§ WHAT THIS TASK INVOLVES
Copy the data word for word, keeping every line.

§ SUPPLIED ENTRIES
· · · ·
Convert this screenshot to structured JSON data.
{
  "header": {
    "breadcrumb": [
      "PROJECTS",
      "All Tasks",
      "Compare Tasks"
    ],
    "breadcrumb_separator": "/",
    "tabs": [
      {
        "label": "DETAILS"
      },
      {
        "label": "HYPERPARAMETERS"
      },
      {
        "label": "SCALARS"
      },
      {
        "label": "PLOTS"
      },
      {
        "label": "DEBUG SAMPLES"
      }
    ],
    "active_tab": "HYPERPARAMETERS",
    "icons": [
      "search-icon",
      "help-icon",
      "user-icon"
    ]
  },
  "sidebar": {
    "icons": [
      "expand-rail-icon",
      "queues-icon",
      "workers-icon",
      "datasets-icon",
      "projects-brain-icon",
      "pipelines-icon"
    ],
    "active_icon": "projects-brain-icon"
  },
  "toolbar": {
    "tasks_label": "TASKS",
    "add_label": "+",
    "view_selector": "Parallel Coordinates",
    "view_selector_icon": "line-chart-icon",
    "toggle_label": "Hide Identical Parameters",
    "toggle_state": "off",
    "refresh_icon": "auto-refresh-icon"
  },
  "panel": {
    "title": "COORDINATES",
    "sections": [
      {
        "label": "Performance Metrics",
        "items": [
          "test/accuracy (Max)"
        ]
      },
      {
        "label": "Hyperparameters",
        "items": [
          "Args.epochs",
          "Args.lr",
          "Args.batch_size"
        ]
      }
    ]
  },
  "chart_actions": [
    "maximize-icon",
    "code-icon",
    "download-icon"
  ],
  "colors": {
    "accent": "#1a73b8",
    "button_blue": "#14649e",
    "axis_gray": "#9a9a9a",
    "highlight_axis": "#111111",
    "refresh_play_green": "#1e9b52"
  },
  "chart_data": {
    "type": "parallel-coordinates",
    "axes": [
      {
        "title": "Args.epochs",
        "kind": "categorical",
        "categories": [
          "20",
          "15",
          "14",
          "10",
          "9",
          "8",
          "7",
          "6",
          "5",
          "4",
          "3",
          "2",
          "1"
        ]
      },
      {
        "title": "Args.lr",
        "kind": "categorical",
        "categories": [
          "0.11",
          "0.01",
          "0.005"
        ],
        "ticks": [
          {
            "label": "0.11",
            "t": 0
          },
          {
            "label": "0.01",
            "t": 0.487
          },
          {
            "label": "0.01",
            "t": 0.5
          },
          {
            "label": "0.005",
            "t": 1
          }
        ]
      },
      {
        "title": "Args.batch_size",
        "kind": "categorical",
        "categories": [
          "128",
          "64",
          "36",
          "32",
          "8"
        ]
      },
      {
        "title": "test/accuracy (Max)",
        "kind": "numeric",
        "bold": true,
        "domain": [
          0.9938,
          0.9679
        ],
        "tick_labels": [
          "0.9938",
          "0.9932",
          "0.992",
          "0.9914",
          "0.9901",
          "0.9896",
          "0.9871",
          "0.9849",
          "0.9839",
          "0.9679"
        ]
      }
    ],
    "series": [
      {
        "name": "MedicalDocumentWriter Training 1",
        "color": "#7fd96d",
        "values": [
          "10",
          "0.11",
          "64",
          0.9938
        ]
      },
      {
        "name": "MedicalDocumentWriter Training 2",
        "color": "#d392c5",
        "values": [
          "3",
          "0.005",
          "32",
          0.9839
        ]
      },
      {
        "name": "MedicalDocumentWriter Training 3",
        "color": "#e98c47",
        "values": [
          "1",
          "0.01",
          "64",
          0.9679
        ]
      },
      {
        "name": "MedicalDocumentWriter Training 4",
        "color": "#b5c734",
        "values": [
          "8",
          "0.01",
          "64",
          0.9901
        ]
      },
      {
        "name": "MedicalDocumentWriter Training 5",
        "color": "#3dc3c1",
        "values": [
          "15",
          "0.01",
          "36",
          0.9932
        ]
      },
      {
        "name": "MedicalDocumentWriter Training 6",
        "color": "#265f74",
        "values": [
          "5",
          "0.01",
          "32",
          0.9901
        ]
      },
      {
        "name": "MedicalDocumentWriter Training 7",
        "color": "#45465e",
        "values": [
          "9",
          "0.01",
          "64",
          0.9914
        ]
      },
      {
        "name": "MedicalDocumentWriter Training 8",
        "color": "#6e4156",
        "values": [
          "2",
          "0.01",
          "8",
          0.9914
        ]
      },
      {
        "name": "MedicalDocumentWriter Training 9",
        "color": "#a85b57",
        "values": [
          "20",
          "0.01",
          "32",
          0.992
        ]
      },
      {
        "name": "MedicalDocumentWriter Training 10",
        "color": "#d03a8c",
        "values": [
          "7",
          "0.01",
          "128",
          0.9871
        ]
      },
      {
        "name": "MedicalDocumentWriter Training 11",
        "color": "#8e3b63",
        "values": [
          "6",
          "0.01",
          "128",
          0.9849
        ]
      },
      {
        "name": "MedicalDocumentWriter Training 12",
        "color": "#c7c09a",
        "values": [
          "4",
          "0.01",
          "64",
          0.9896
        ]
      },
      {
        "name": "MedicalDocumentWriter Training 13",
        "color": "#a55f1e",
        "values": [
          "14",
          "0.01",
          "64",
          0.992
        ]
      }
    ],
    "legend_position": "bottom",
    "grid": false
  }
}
· · · ·
§ RESPONSE TO THE EXERCISE
Convert this screenshot to structured JSON data.
{
  "header": {
    "breadcrumb": [
      "PROJECTS",
      "All Tasks",
      "Compare Tasks"
    ],
    "breadcrumb_separator": "/",
    "tabs": [
      {
        "label": "DETAILS"
      },
      {
        "label": "HYPERPARAMETERS"
      },
      {
        "label": "SCALARS"
      },
      {
        "label": "PLOTS"
      },
      {
        "label": "DEBUG SAMPLES"
      }
    ],
    "active_tab": "HYPERPARAMETERS",
    "icons": [
      "search-icon",
      "help-icon",
      "user-icon"
    ]
  },
  "sidebar": {
    "icons": [
      "expand-rail-icon",
      "queues-icon",
      "workers-icon",
      "datasets-icon",
      "projects-brain-icon",
      "pipelines-icon"
    ],
    "active_icon": "projects-brain-icon"
  },
  "toolbar": {
    "tasks_label": "TASKS",
    "add_label": "+",
    "view_selector": "Parallel Coordinates",
    "view_selector_icon": "line-chart-icon",
    "toggle_label": "Hide Identical Parameters",
    "toggle_state": "off",
    "refresh_icon": "auto-refresh-icon"
  },
  "panel": {
    "title": "COORDINATES",
    "sections": [
      {
        "label": "Performance Metrics",
        "items": [
          "test/accuracy (Max)"
        ]
      },
      {
        "label": "Hyperparameters",
        "items": [
          "Args.epochs",
          "Args.lr",
          "Args.batch_size"
        ]
      }
    ]
  },
  "chart_actions": [
    "maximize-icon",
    "code-icon",
    "download-icon"
  ],
  "colors": {
    "accent": "#1a73b8",
    "button_blue": "#14649e",
    "axis_gray": "#9a9a9a",
    "highlight_axis": "#111111",
    "refresh_play_green": "#1e9b52"
  },
  "chart_data": {
    "type": "parallel-coordinates",
    "axes": [
      {
        "title": "Args.epochs",
        "kind": "categorical",
        "categories": [
          "20",
          "15",
          "14",
          "10",
          "9",
          "8",
          "7",
          "6",
          "5",
          "4",
          "3",
          "2",
          "1"
        ]
      },
      {
        "title": "Args.lr",
        "kind": "categorical",
        "categories": [
          "0.11",
          "0.01",
          "0.005"
        ],
        "ticks": [
          {
            "label": "0.11",
            "t": 0
          },
          {
            "label": "0.01",
            "t": 0.487
          },
          {
            "label": "0.01",
            "t": 0.5
          },
          {
            "label": "0.005",
            "t": 1
          }
        ]
      },
      {
        "title": "Args.batch_size",
        "kind": "categorical",
        "categories": [
          "128",
          "64",
          "36",
          "32",
          "8"
        ]
      },
      {
        "title": "test/accuracy (Max)",
        "kind": "numeric",
        "bold": true,
        "domain": [
          0.9938,
          0.9679
        ],
        "tick_labels": [
          "0.9938",
          "0.9932",
          "0.992",
          "0.9914",
          "0.9901",
          "0.9896",
          "0.9871",
          "0.9849",
          "0.9839",
          "0.9679"
        ]
      }
    ],
    "series": [
      {
        "name": "MedicalDocumentWriter Training 1",
        "color": "#7fd96d",
        "values": [
          "10",
          "0.11",
          "64",
          0.9938
        ]
      },
      {
        "name": "MedicalDocumentWriter Training 2",
        "color": "#d392c5",
        "values": [
          "3",
          "0.005",
          "32",
          0.9839
        ]
      },
      {
        "name": "MedicalDocumentWriter Training 3",
        "color": "#e98c47",
        "values": [
          "1",
          "0.01",
          "64",
          0.9679
        ]
      },
      {
        "name": "MedicalDocumentWriter Training 4",
        "color": "#b5c734",
        "values": [
          "8",
          "0.01",
          "64",
          0.9901
        ]
      },
      {
        "name": "MedicalDocumentWriter Training 5",
        "color": "#3dc3c1",
        "values": [
          "15",
          "0.01",
          "36",
          0.9932
        ]
      },
      {
        "name": "MedicalDocumentWriter Training 6",
        "color": "#265f74",
        "values": [
          "5",
          "0.01",
          "32",
          0.9901
        ]
      },
      {
        "name": "MedicalDocumentWriter Training 7",
        "color": "#45465e",
        "values": [
          "9",
          "0.01",
          "64",
          0.9914
        ]
      },
      {
        "name": "MedicalDocumentWriter Training 8",
        "color": "#6e4156",
        "values": [
          "2",
          "0.01",
          "8",
          0.9914
        ]
      },
      {
        "name": "MedicalDocumentWriter Training 9",
        "color": "#a85b57",
        "values": [
          "20",
          "0.01",
          "32",
          0.992
        ]
      },
      {
        "name": "MedicalDocumentWriter Training 10",
        "color": "#d03a8c",
        "values": [
          "7",
          "0.01",
          "128",
          0.9871
        ]
      },
      {
        "name": "MedicalDocumentWriter Training 11",
        "color": "#8e3b63",
        "values": [
          "6",
          "0.01",
          "128",
          0.9849
        ]
      },
      {
        "name": "MedicalDocumentWriter Training 12",
        "color": "#c7c09a",
        "values": [
          "4",
          "0.01",
          "64",
          0.9896
        ]
      },
      {
        "name": "MedicalDocumentWriter Training 13",
        "color": "#a55f1e",
        "values": [
          "14",
          "0.01",
          "64",
          0.992
        ]
      }
    ],
    "legend_position": "bottom",
    "grid": false
  }
}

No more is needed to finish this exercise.